Data excerpts:
+ + +

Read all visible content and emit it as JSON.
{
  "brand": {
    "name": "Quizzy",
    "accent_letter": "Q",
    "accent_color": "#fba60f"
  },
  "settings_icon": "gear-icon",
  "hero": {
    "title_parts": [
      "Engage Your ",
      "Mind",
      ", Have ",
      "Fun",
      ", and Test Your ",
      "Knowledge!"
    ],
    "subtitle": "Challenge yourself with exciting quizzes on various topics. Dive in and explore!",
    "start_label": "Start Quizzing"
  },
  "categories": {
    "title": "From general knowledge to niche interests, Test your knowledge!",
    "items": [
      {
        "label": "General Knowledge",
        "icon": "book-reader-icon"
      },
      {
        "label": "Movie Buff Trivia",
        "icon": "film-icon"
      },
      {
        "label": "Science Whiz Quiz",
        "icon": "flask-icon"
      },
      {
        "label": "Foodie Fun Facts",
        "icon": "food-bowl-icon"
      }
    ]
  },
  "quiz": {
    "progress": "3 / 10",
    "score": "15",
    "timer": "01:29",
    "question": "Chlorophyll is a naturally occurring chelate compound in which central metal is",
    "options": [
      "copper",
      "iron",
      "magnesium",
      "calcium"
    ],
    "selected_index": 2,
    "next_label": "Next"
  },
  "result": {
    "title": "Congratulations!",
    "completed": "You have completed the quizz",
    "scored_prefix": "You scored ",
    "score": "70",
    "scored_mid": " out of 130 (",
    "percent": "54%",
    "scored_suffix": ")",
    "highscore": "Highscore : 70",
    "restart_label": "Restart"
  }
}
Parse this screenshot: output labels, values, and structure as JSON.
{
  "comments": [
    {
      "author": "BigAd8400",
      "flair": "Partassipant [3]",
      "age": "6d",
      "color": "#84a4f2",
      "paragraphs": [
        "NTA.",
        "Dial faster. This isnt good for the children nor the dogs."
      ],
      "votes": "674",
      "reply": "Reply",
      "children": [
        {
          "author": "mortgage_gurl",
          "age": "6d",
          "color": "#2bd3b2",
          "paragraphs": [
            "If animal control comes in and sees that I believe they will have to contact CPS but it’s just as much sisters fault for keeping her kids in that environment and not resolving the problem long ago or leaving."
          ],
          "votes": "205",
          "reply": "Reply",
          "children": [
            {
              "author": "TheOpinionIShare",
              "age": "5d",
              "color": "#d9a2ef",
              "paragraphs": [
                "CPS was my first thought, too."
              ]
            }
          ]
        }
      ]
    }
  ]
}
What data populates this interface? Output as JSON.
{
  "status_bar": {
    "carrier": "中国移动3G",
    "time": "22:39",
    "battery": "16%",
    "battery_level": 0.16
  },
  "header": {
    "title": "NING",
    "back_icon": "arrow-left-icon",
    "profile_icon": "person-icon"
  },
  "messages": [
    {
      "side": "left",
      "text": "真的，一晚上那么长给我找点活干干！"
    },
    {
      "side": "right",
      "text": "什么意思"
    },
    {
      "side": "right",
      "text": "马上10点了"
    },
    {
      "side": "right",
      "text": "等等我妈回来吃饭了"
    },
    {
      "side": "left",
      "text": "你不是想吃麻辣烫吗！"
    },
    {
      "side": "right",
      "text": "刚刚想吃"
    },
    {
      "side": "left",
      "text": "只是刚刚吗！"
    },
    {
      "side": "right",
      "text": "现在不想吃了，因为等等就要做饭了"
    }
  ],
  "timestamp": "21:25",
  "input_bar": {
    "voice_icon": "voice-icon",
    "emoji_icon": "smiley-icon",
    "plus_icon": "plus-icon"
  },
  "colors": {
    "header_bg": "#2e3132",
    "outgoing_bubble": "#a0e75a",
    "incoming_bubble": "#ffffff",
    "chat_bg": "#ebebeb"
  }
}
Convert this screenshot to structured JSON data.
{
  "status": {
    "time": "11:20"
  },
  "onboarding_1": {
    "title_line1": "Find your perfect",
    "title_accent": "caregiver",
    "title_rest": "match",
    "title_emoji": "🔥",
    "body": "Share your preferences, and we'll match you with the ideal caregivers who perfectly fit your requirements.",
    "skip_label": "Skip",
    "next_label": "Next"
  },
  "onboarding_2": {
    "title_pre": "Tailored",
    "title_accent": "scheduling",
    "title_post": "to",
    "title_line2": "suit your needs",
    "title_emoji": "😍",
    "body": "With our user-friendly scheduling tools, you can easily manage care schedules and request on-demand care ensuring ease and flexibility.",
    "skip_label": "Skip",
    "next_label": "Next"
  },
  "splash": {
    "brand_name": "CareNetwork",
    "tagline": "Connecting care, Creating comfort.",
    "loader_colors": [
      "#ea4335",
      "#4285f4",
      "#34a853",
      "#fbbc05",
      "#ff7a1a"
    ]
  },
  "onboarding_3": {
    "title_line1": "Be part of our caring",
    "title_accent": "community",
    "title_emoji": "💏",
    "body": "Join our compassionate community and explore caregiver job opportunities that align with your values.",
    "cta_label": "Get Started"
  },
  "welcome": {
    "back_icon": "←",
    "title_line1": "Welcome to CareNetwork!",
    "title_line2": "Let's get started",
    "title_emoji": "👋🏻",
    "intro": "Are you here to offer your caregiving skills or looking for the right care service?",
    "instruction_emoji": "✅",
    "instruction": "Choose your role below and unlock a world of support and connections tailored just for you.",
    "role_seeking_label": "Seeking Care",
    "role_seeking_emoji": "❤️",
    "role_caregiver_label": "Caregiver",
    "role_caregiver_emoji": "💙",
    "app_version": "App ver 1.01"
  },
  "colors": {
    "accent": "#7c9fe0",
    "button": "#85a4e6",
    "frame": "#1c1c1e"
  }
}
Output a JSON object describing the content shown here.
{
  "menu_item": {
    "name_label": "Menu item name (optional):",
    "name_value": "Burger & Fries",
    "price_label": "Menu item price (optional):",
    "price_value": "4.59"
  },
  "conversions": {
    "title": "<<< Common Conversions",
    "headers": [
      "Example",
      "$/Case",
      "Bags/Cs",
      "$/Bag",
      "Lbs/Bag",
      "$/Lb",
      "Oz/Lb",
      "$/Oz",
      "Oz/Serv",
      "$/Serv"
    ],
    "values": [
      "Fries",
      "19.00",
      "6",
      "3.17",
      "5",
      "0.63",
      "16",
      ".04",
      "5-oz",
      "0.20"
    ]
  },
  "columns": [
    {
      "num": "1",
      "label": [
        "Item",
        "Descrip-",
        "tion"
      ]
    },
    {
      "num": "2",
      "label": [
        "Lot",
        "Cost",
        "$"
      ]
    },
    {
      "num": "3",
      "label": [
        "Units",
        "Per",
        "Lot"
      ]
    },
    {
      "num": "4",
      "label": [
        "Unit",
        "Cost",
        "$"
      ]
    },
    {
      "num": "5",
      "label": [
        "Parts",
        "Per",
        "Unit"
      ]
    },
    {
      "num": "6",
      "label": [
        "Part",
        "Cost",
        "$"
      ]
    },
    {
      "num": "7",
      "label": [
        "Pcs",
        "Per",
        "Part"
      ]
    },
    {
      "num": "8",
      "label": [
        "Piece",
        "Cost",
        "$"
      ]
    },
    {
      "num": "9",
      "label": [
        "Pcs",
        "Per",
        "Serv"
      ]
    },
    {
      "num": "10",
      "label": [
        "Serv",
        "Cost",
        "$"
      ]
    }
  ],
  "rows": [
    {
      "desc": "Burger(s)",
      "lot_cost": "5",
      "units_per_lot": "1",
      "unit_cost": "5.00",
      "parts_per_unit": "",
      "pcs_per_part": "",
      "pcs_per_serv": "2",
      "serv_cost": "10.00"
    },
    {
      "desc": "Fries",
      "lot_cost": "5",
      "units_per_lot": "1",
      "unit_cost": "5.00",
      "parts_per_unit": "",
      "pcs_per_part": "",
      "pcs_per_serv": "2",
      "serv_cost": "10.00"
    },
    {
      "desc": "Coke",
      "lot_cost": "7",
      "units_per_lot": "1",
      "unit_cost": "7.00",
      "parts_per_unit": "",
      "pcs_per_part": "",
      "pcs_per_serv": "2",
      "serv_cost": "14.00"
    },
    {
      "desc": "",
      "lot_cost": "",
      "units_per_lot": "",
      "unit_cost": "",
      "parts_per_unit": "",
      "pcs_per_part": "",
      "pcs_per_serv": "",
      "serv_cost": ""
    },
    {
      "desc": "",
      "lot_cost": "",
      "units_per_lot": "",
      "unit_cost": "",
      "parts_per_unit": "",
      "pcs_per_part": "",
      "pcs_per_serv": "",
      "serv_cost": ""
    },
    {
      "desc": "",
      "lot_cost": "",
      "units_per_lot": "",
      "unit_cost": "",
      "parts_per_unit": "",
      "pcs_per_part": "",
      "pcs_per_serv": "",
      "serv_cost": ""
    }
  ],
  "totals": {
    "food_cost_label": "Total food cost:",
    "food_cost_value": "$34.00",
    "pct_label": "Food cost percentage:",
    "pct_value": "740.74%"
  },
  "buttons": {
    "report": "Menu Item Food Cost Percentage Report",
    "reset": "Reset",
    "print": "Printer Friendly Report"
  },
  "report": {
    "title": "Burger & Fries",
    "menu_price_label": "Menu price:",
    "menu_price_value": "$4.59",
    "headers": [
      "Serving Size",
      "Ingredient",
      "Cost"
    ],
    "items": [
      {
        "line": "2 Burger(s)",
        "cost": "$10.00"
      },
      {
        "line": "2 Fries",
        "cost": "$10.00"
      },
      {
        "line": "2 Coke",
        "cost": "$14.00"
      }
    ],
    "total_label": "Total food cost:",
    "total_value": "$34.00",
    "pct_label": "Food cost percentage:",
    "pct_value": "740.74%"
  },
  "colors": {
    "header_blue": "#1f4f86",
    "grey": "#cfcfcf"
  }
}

+ + +

## What the exercise asks
What is the number of lines that contain "just"? Reply with that number alone.

## Result for this exercise
2